> _INFORMATION SHOWN_
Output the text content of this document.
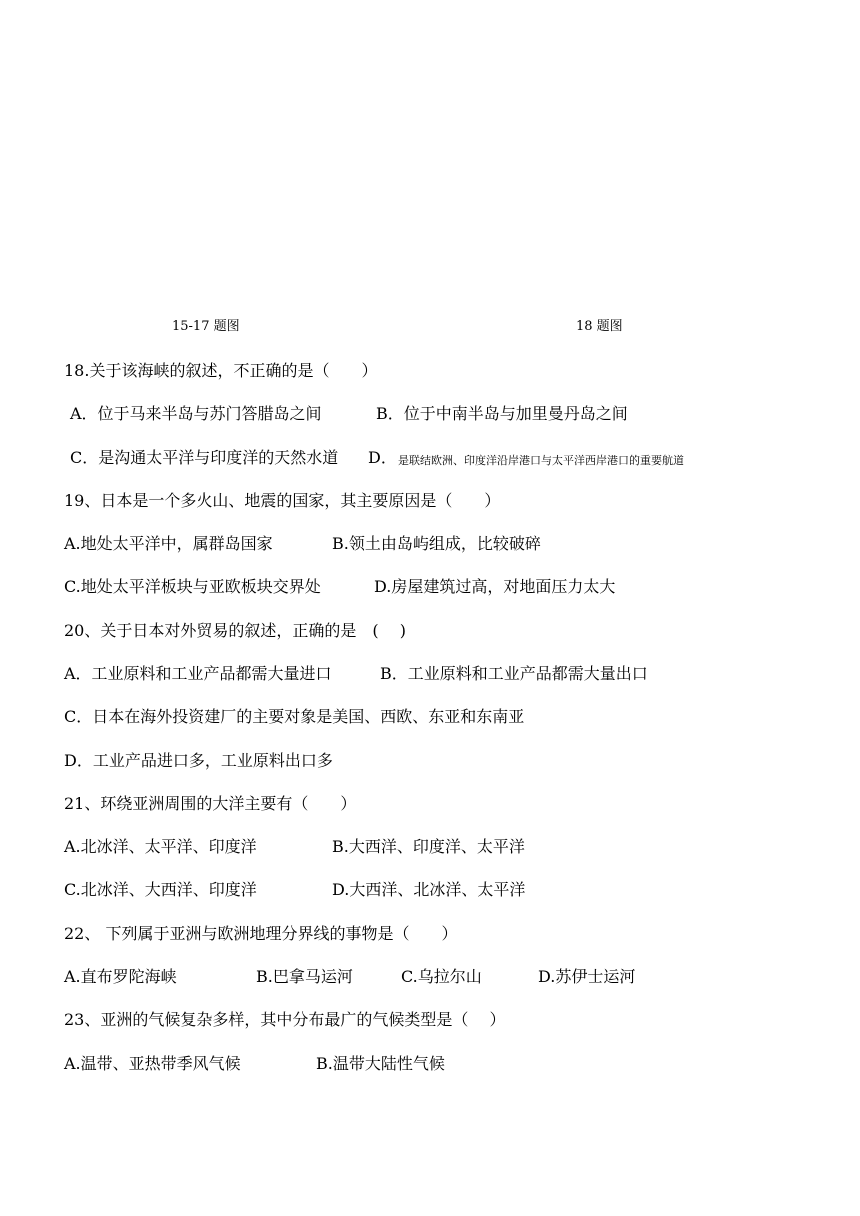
15-17 题图	18 题图
18.关于该海峡的叙述，不正确的是（　　）
A．位于马来半岛与苏门答腊岛之间	B．位于中南半岛与加里曼丹岛之间
C．是沟通太平洋与印度洋的天然水道 D． 是联结欧洲、印度洋沿岸港口与太平洋西岸港口的重要航道
19、日本是一个多火山、地震的国家，其主要原因是（　　）
A.地处太平洋中，属群岛国家	B.领土由岛屿组成，比较破碎
C.地处太平洋板块与亚欧板块交界处	D.房屋建筑过高，对地面压力太大
20、关于日本对外贸易的叙述，正确的是　(　 )
A．工业原料和工业产品都需大量进口	B．工业原料和工业产品都需大量出口
C．日本在海外投资建厂的主要对象是美国、西欧、东亚和东南亚
D．工业产品进口多，工业原料出口多
21、环绕亚洲周围的大洋主要有（　　）
A.北冰洋、太平洋、印度洋	B.大西洋、印度洋、太平洋
C.北冰洋、大西洋、印度洋	D.大西洋、北冰洋、太平洋
22、 下列属于亚洲与欧洲地理分界线的事物是（　　）
A.直布罗陀海峡	B.巴拿马运河	C.乌拉尔山	D.苏伊士运河
23、亚洲的气候复杂多样，其中分布最广的气候类型是（　 ）
A.温带、亚热带季风气候	B.温带大陆性气候
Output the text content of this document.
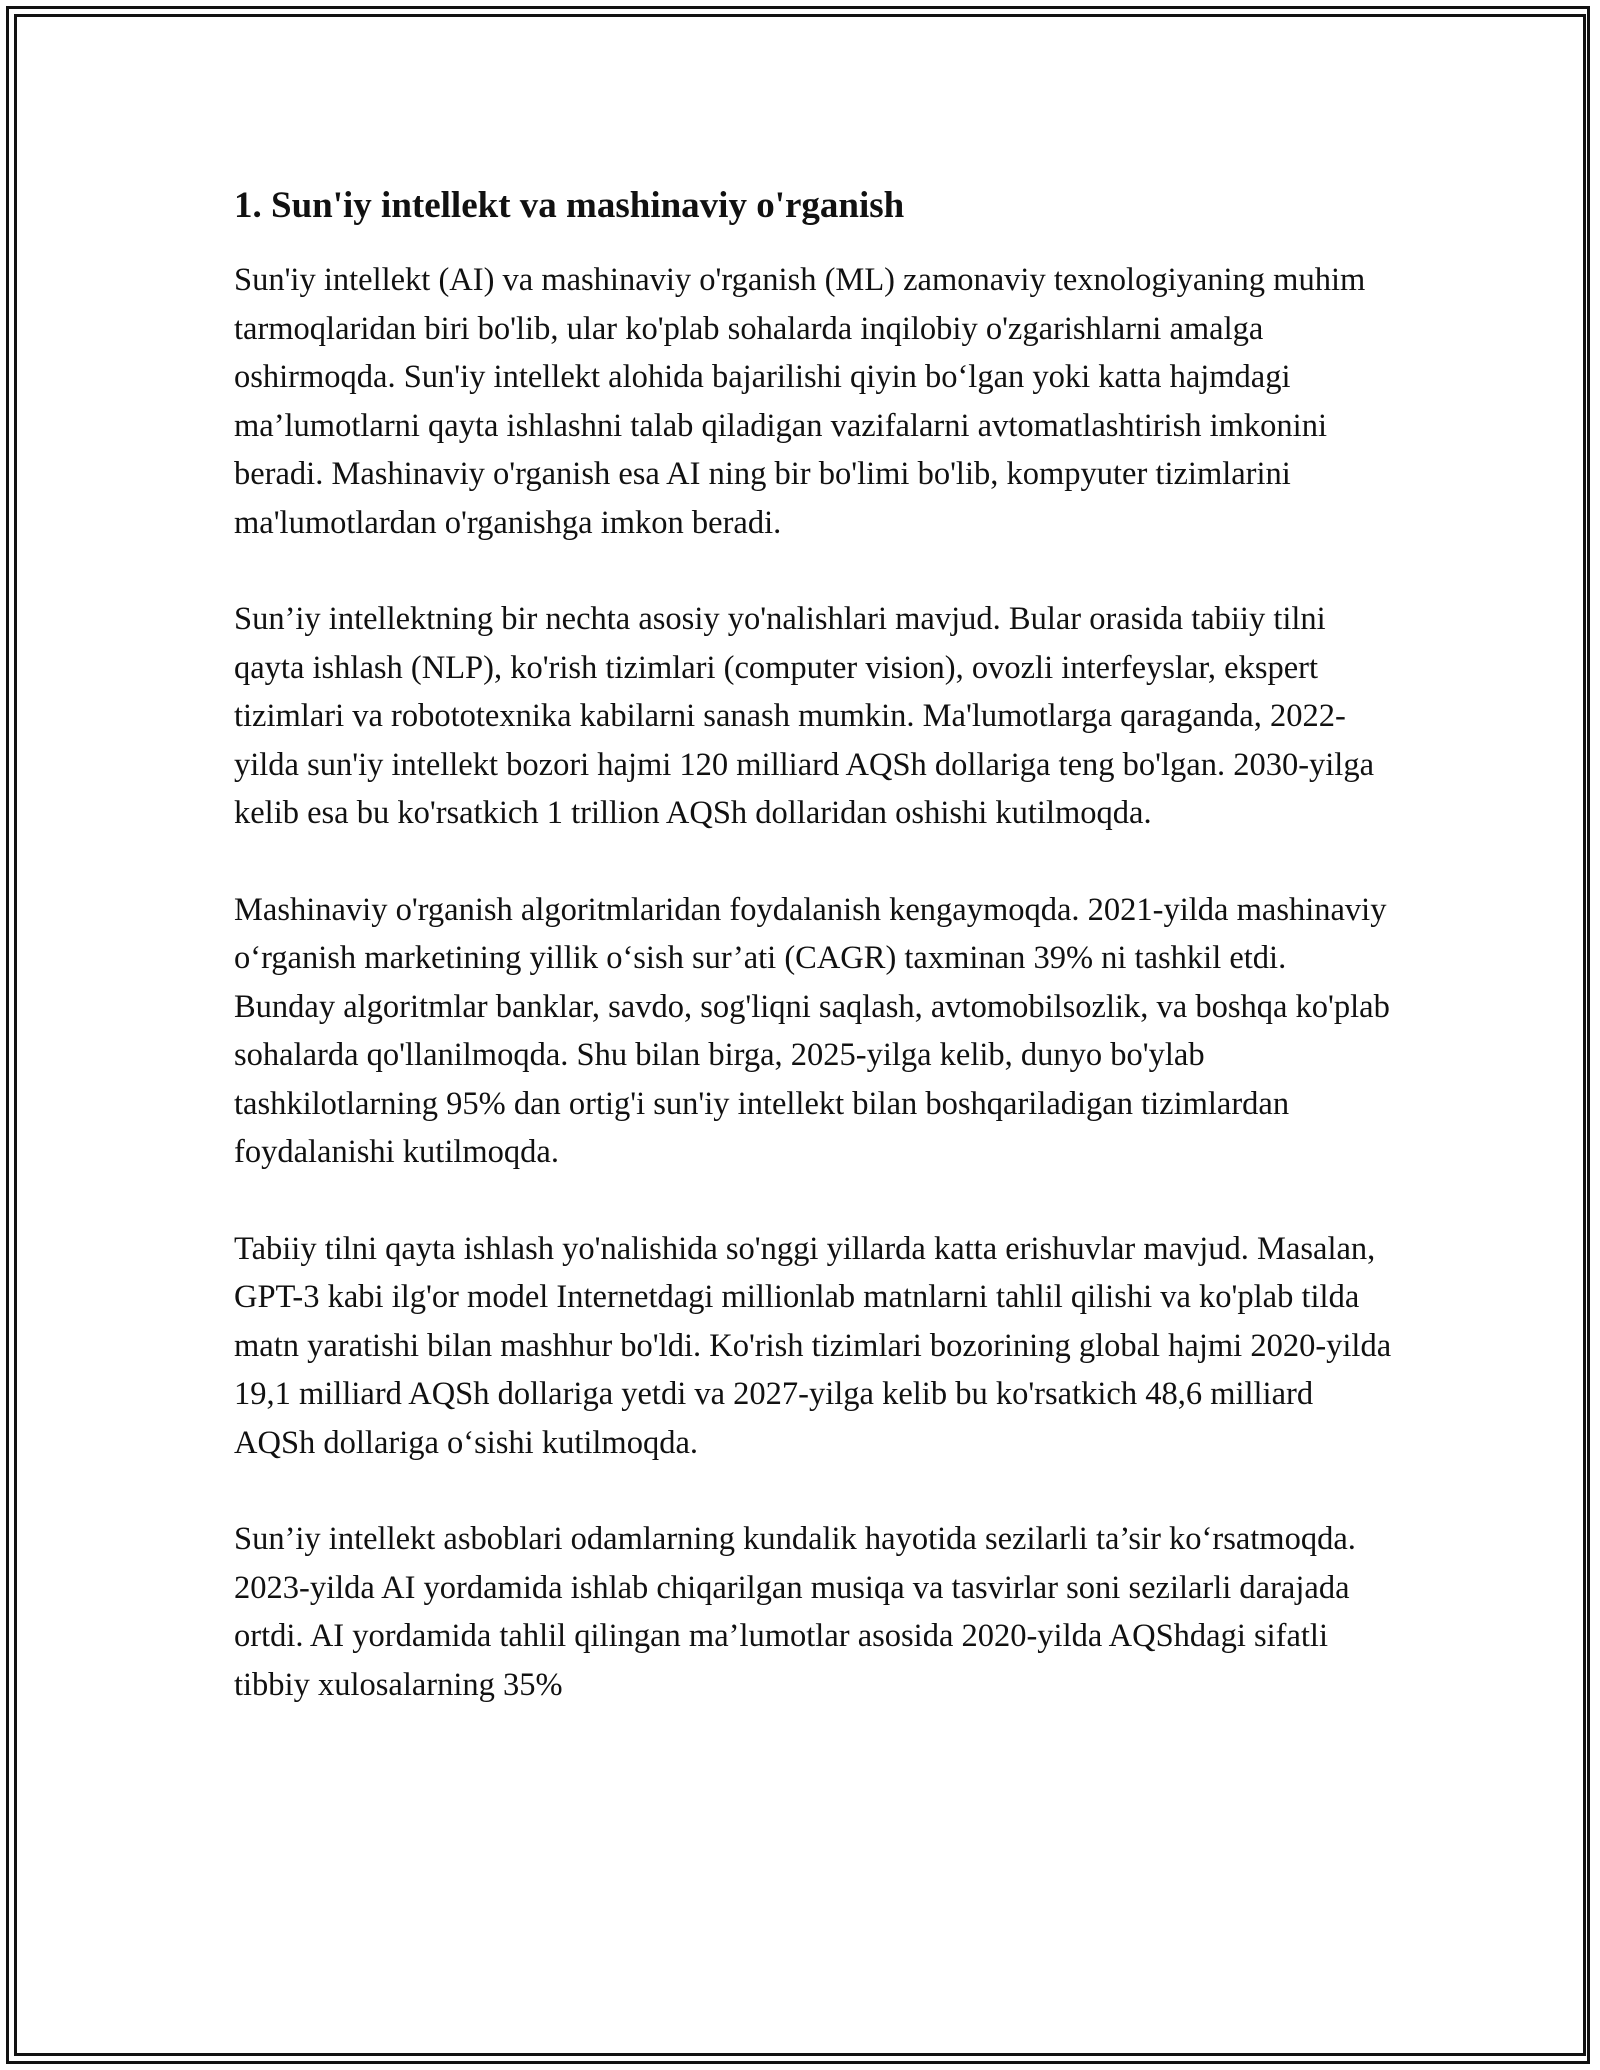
1. Sun'iy intellekt va mashinaviy o'rganish

Sun'iy intellekt (AI) va mashinaviy o'rganish (ML) zamonaviy texnologiyaning muhim tarmoqlaridan biri bo'lib, ular ko'plab sohalarda inqilobiy o'zgarishlarni amalga oshirmoqda. Sun'iy intellekt alohida bajarilishi qiyin bo‘lgan yoki katta hajmdagi ma’lumotlarni qayta ishlashni talab qiladigan vazifalarni avtomatlashtirish imkonini beradi. Mashinaviy o'rganish esa AI ning bir bo'limi bo'lib, kompyuter tizimlarini ma'lumotlardan o'rganishga imkon beradi.

Sun’iy intellektning bir nechta asosiy yo'nalishlari mavjud. Bular orasida tabiiy tilni qayta ishlash (NLP), ko'rish tizimlari (computer vision), ovozli interfeyslar, ekspert tizimlari va robototexnika kabilarni sanash mumkin. Ma'lumotlarga qaraganda, 2022-yilda sun'iy intellekt bozori hajmi 120 milliard AQSh dollariga teng bo'lgan. 2030-yilga kelib esa bu ko'rsatkich 1 trillion AQSh dollaridan oshishi kutilmoqda.

Mashinaviy o'rganish algoritmlaridan foydalanish kengaymoqda. 2021-yilda mashinaviy o‘rganish marketining yillik o‘sish sur’ati (CAGR) taxminan 39% ni tashkil etdi. Bunday algoritmlar banklar, savdo, sog'liqni saqlash, avtomobilsozlik, va boshqa ko'plab sohalarda qo'llanilmoqda. Shu bilan birga, 2025-yilga kelib, dunyo bo'ylab tashkilotlarning 95% dan ortig'i sun'iy intellekt bilan boshqariladigan tizimlardan foydalanishi kutilmoqda.

Tabiiy tilni qayta ishlash yo'nalishida so'nggi yillarda katta erishuvlar mavjud. Masalan, GPT-3 kabi ilg'or model Internetdagi millionlab matnlarni tahlil qilishi va ko'plab tilda matn yaratishi bilan mashhur bo'ldi. Ko'rish tizimlari bozorining global hajmi 2020-yilda 19,1 milliard AQSh dollariga yetdi va 2027-yilga kelib bu ko'rsatkich 48,6 milliard AQSh dollariga o‘sishi kutilmoqda.

Sun’iy intellekt asboblari odamlarning kundalik hayotida sezilarli ta’sir ko‘rsatmoqda. 2023-yilda AI yordamida ishlab chiqarilgan musiqa va tasvirlar soni sezilarli darajada ortdi. AI yordamida tahlil qilingan ma’lumotlar asosida 2020-yilda AQShdagi sifatli tibbiy xulosalarning 35%
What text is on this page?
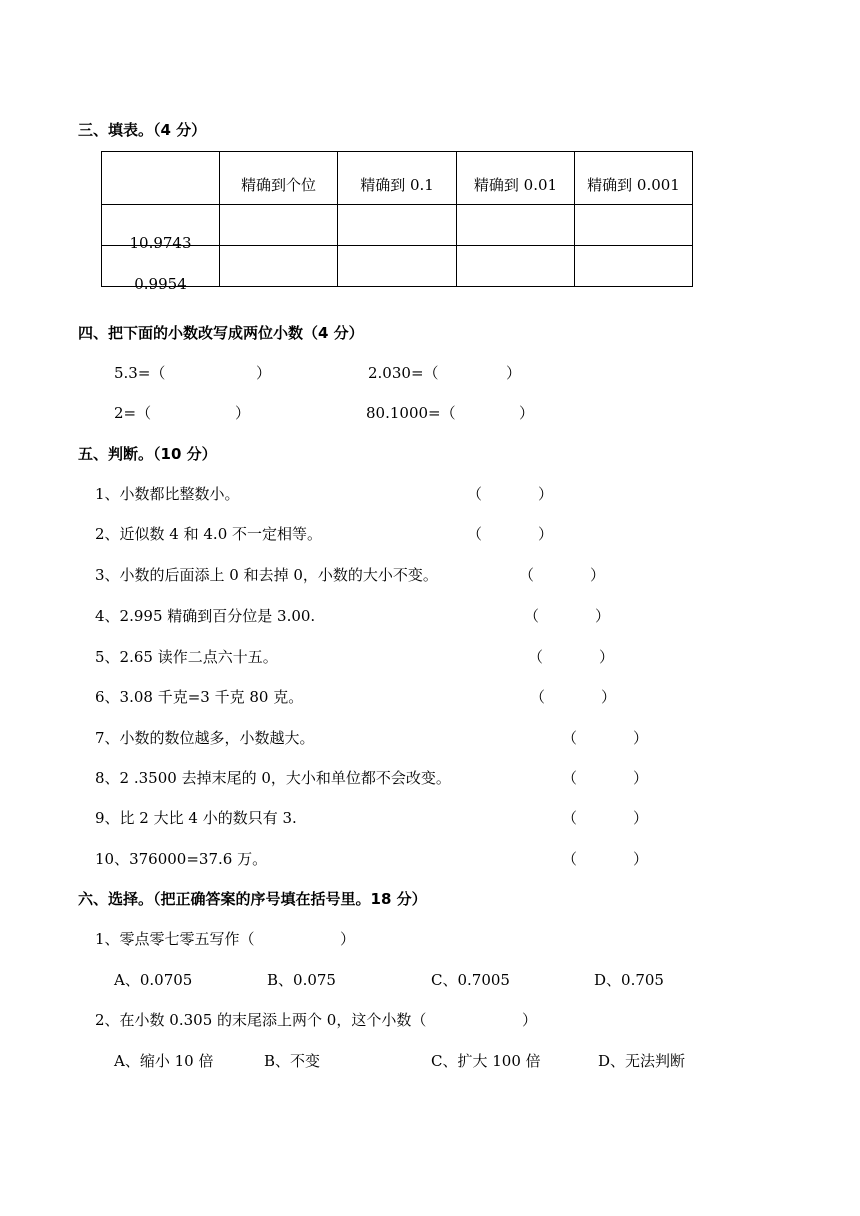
三、填表。（4 分）
	精确到个位	精确到 0.1	精确到 0.01	精确到 0.001
10.9743				
0.9954				
四、把下面的小数改写成两位小数（4 分）
5.3=（	）	2.030=（	）
2=（	）	80.1000=（	）
五、判断。（10 分）
1、小数都比整数小。	（	）
2、近似数 4 和 4.0 不一定相等。	（	）
3、小数的后面添上 0 和去掉 0，小数的大小不变。	（	）
4、2.995 精确到百分位是 3.00.	（	）
5、2.65 读作二点六十五。	（	）
6、3.08 千克=3 千克 80 克。	（	）
7、小数的数位越多，小数越大。	（	）
8、2 .3500 去掉末尾的 0，大小和单位都不会改变。	（	）
9、比 2 大比 4 小的数只有 3.	（	）
10、376000=37.6 万。	（	）
六、选择。（把正确答案的序号填在括号里。18 分）
1、零点零七零五写作（	）
A、0.0705	B、0.075	C、0.7005	D、0.705
2、在小数 0.305 的末尾添上两个 0，这个小数（	）
A、缩小 10 倍	B、不变	C、扩大 100 倍	D、无法判断
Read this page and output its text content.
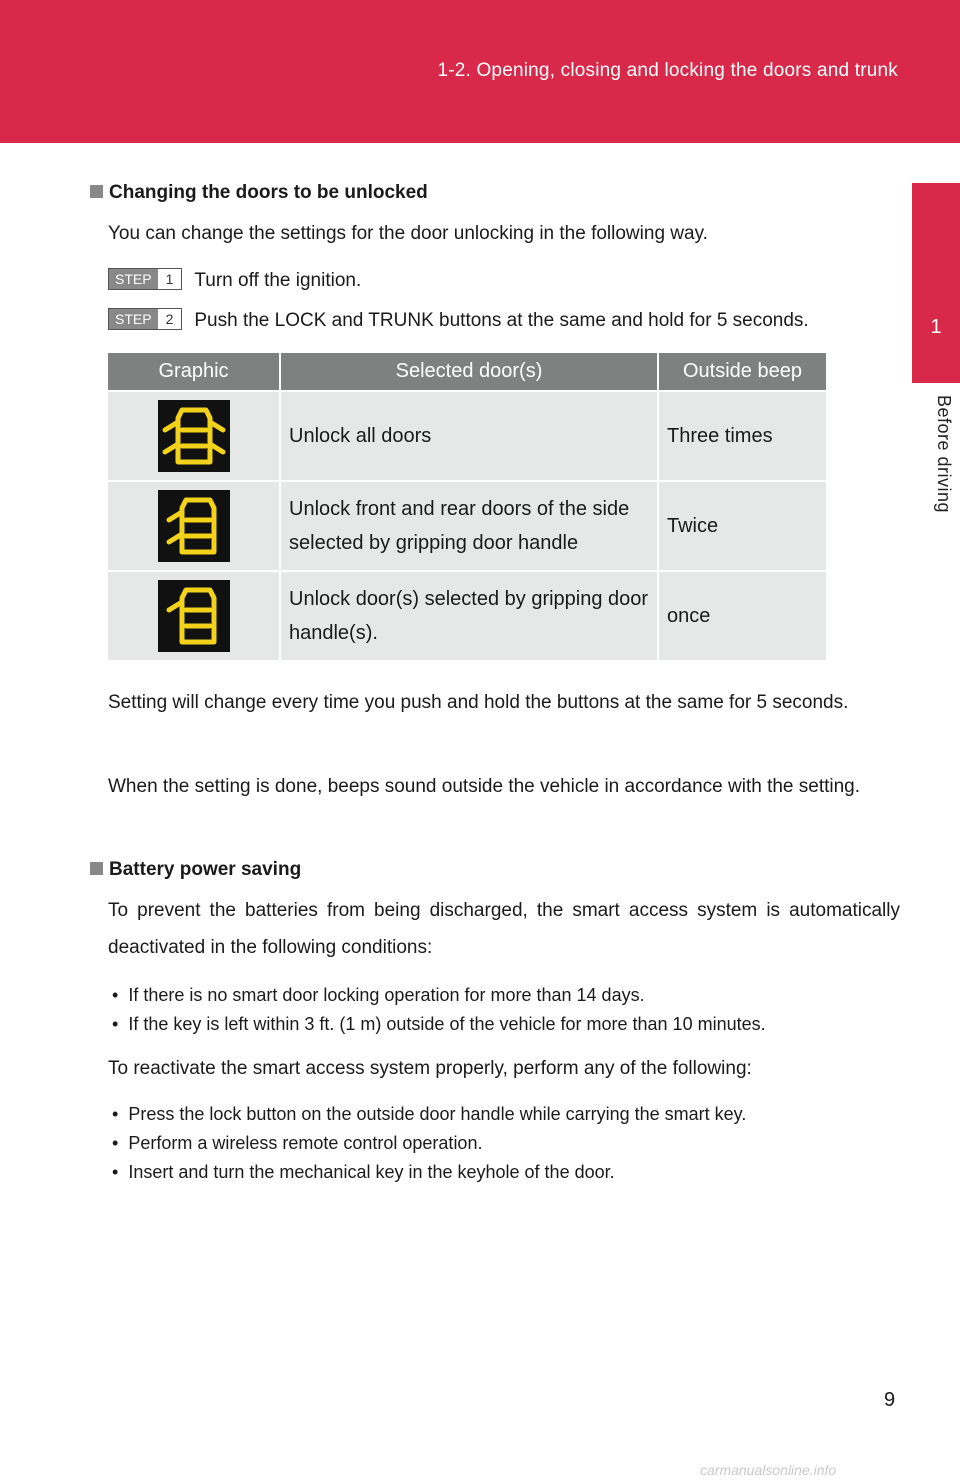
1-2. Opening, closing and locking the doors and trunk
1
Before driving
Changing the doors to be unlocked
You can change the settings for the door unlocking in the following way.
STEP 1 Turn off the ignition.
STEP 2 Push the LOCK and TRUNK buttons at the same and hold for 5 seconds.
Graphic	Selected door(s)	Outside beep
	Unlock all doors	Three times
	Unlock front and rear doors of the side selected by gripping door handle	Twice
	Unlock door(s) selected by gripping door handle(s).	once
Setting will change every time you push and hold the buttons at the same for 5 seconds.
When the setting is done, beeps sound outside the vehicle in accordance with the setting.
Battery power saving
To prevent the batteries from being discharged, the smart access system is automatically deactivated in the following conditions:
•  If there is no smart door locking operation for more than 14 days.
•  If the key is left within 3 ft. (1 m) outside of the vehicle for more than 10 minutes.
To reactivate the smart access system properly, perform any of the following:
•  Press the lock button on the outside door handle while carrying the smart key.
•  Perform a wireless remote control operation.
•  Insert and turn the mechanical key in the keyhole of the door.
9
carmanualsonline.info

> _WHAT TO WORK ON_
Print exactly the span of lines that begins with the line containing "Read this page and output its text content." and ends with the last line of the listing, with no pictures.

> _OUTPUT_
Read this page and output its text content.
1-2. Opening, closing and locking the doors and trunk
1
Before driving
Changing the doors to be unlocked
You can change the settings for the door unlocking in the following way.
STEP 1 Turn off the ignition.
STEP 2 Push the LOCK and TRUNK buttons at the same and hold for 5 seconds.
Graphic	Selected door(s)	Outside beep
	Unlock all doors	Three times
	Unlock front and rear doors of the side selected by gripping door handle	Twice
	Unlock door(s) selected by gripping door handle(s).	once
Setting will change every time you push and hold the buttons at the same for 5 seconds.
When the setting is done, beeps sound outside the vehicle in accordance with the setting.
Battery power saving
To prevent the batteries from being discharged, the smart access system is automatically deactivated in the following conditions:
•  If there is no smart door locking operation for more than 14 days.
•  If the key is left within 3 ft. (1 m) outside of the vehicle for more than 10 minutes.
To reactivate the smart access system properly, perform any of the following:
•  Press the lock button on the outside door handle while carrying the smart key.
•  Perform a wireless remote control operation.
•  Insert and turn the mechanical key in the keyhole of the door.
9
carmanualsonline.info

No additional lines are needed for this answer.